The clear and unambiguous language of subrule 5 simply imposes no restriction on the convened special panel’s ability to consider and resolve the issue in conflict.3 See In re KH, 469 Mich 621, 628; 677 NW2d 800 (2004) (explaining that unambiguous court rule language must be enforced as plainly expressed, without further judicial construction). Consequently, if the Supreme Court orders in Forsyth, Wyatt, and Evans bind us and control the outcome of the conflict ques*513tion, as we believe they do, we are both obligated by law to follow them and plainly authorized by MCR 7.215(J)(5) to do so.4

Reversed and remanded for entry of summary disposition for defendants.

HOEKSTRA, EJ., and METER and DONOFRIO, JJ., concurred.

In several subsequent published opinions, this Court adhered to the Ousley retroactivity analysis. See, e.g., Farley v Advanced Cardiovascular Health Specialists, PC, 266 Mich App 566, 574; 703 NW2d 115 (2005); McMiddleton v Bolling, 267 Mich App 667, 671; 705 NW2d 720 (2005).

See People v O’Donnell, 474 Mich 867 (2005) (directing that People v Randolph, 466 Mich 532; 648 NW2d 164 [2003], and People v Scruggs, 256 Mich App 303; 662 NW2d 849 [2002] “are to be given limited retroactive effect”); Ewing v Detroit, 468 Mich 886, 887 (2003) (ordering that “[f]or the reasons stated in the dissenting opinion in the Court of Appeals, Robinson v Detroit, 462 Mich 439 [613 NW2d 307] (2000), applies retroactively”); People v Franklin, 417 Mich 985 (1983) (reversing the defendant’s conviction and sentence because his “guilty plea and sentence preceded the Supreme Court’s decision in Briggs [sub nom People v Killebrew, 416 Mich 189; 330 NW2d 834 (1982)] establishing the rule requiring the trial judge to permit a defendant to withdraw his plea in the event the trial judge chooses not to follow a plea-bargain sentence recommendation”).

Subrules 6 and 7 of MCR 7.215(J) likewise pertain to procedure, specifically the publication of the special panel’s decision and the time frame for seeking reconsideration or Supreme Court review of the special panel’s decision.

To the extent that Judge Murphy’s dissent relies on Health Call of Detroit v Atrium Home & Health Care Services, Inc, 268 Mich App 83, 98-100; 706 NW2d 843 (2005), in support of the proposition that the order declaring a conflict operates as law of the case restricting the convened special panel’s authority to consider the conflict question, the special panel’s decision in Health Call of Detroit does not consider the unfettered authority to resolve conflict questions that MCR 7.215(J)(5) provides a convened special panel. Furthermore, the panel in Health Call of Detroit considered whether the facts in that case generated a conflict that the special panel should address and decide, id., while in this case, we face a pure question of law, specifically whether the Supreme Court’s orders in Forsyth, Wyatt, and Evans constitute binding precedent and thus control resolution of the conflict question itself.

### Supplied records:
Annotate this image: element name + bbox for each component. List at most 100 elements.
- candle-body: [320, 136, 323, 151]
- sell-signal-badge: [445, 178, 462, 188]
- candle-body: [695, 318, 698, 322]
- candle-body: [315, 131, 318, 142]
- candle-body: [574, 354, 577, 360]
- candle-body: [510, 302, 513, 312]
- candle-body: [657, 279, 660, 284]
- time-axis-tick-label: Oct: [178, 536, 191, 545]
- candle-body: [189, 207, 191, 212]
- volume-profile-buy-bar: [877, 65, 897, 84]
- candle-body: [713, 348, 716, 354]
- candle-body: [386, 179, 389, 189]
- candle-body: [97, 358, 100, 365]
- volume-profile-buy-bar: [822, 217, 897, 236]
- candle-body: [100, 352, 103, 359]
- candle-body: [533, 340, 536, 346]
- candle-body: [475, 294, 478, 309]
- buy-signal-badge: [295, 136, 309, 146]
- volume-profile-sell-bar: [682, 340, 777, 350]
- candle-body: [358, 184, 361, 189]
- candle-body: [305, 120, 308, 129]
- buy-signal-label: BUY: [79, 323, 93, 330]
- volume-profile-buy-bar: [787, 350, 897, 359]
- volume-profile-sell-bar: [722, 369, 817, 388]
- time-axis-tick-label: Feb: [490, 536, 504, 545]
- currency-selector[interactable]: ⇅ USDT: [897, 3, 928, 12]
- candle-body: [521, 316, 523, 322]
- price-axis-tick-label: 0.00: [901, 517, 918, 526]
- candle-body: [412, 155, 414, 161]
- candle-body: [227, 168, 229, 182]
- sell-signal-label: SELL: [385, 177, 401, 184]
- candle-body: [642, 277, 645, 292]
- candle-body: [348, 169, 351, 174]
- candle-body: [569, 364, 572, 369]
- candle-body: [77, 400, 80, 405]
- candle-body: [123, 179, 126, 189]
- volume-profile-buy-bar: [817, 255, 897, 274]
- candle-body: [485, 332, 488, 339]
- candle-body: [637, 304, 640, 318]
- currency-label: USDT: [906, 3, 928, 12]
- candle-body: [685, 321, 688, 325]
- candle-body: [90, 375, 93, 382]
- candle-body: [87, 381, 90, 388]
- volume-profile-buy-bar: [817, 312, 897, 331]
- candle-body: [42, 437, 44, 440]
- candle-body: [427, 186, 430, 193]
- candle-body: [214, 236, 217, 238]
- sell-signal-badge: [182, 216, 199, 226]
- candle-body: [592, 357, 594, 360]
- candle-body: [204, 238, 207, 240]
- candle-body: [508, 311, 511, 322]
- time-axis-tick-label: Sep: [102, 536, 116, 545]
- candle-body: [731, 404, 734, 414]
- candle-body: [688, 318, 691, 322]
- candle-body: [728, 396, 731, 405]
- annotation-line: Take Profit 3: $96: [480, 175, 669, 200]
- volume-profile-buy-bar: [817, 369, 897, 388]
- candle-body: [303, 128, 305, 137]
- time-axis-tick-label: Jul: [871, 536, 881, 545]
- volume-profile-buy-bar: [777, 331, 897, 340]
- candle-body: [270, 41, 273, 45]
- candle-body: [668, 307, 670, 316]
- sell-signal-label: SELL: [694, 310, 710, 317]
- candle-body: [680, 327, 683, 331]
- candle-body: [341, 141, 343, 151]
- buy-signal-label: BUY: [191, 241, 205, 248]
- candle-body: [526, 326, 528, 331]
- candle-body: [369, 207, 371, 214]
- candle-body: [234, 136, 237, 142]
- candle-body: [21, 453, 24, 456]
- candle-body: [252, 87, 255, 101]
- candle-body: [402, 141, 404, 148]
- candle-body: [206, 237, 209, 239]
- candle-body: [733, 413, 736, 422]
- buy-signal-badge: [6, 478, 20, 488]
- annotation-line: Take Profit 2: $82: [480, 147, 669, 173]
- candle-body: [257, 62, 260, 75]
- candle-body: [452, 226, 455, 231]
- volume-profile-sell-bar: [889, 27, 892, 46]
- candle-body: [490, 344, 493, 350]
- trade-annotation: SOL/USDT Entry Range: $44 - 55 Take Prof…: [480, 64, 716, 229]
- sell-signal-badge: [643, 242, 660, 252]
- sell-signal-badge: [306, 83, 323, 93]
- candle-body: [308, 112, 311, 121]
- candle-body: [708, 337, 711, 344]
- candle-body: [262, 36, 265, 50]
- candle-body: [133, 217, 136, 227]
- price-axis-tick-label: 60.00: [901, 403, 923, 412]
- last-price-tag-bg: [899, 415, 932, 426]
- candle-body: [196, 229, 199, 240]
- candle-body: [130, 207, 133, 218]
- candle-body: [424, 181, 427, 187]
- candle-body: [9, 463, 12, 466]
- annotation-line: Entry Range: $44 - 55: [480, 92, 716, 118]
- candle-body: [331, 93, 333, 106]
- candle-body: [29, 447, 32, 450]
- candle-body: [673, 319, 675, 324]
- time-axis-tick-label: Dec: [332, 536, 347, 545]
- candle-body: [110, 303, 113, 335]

### List of tasks:
**a.** Transcribe the stretch of the court opinion excerpt from "Reversed and remanded" through "NW2d 720 (2005).".
**b.** Answer these questions from the court opinion excerpt:
(i) Which subrule of the court rule does the excerpt say imposes no restriction on the convened special panel's ability to consider and resolve the issue in conflict?
(ii) What outcome does the excerpt state was ordered for the case?
(iii) According to the excerpt, what do subrules 6 and 7 of MCR 7.215(J) specifically concern?
**c.** Say whether each statement agrees with the court opinion excerpt, and support each answer with a quotation from it:
(i) Subrules 6 and 7 of MCR 7.215(J) pertain to procedure.
(ii) The panel in Health Call of Detroit faced a pure question of law.
(iii) In later published opinions, this Court departed from the Ousley retroactivity analysis.
Rely only on the court opinion excerpt, not the records.

### Results for each task:
**a.**
Reversed and remanded for entry of summary disposition for defendants.

HOEKSTRA, EJ., and METER and DONOFRIO, JJ., concurred.

In several subsequent published opinions, this Court adhered to the Ousley retroactivity analysis. See, e.g., Farley v Advanced Cardiovascular Health Specialists, PC, 266 Mich App 566, 574; 703 NW2d 115 (2005); McMiddleton v Bolling, 267 Mich App 667, 671; 705 NW2d 720 (2005).

**b.**
(i) Subrule 5, MCR 7.215(J)(5).
(ii) The case was reversed and remanded for entry of summary disposition for defendants.
(iii) They concern the publication of the special panel's decision and the time frame for seeking reconsideration or Supreme Court review of the special panel's decision.

**c.**
(i) Yes: "Subrules 6 and 7 of MCR 7.215(J) likewise pertain to procedure"
(ii) No: "the panel in Health Call of Detroit considered whether the facts in that case generated a conflict that the special panel should address and decide, id., while in this case, we face a pure question of law"
(iii) No: "In several subsequent published opinions, this Court adhered to the Ousley retroactivity analysis."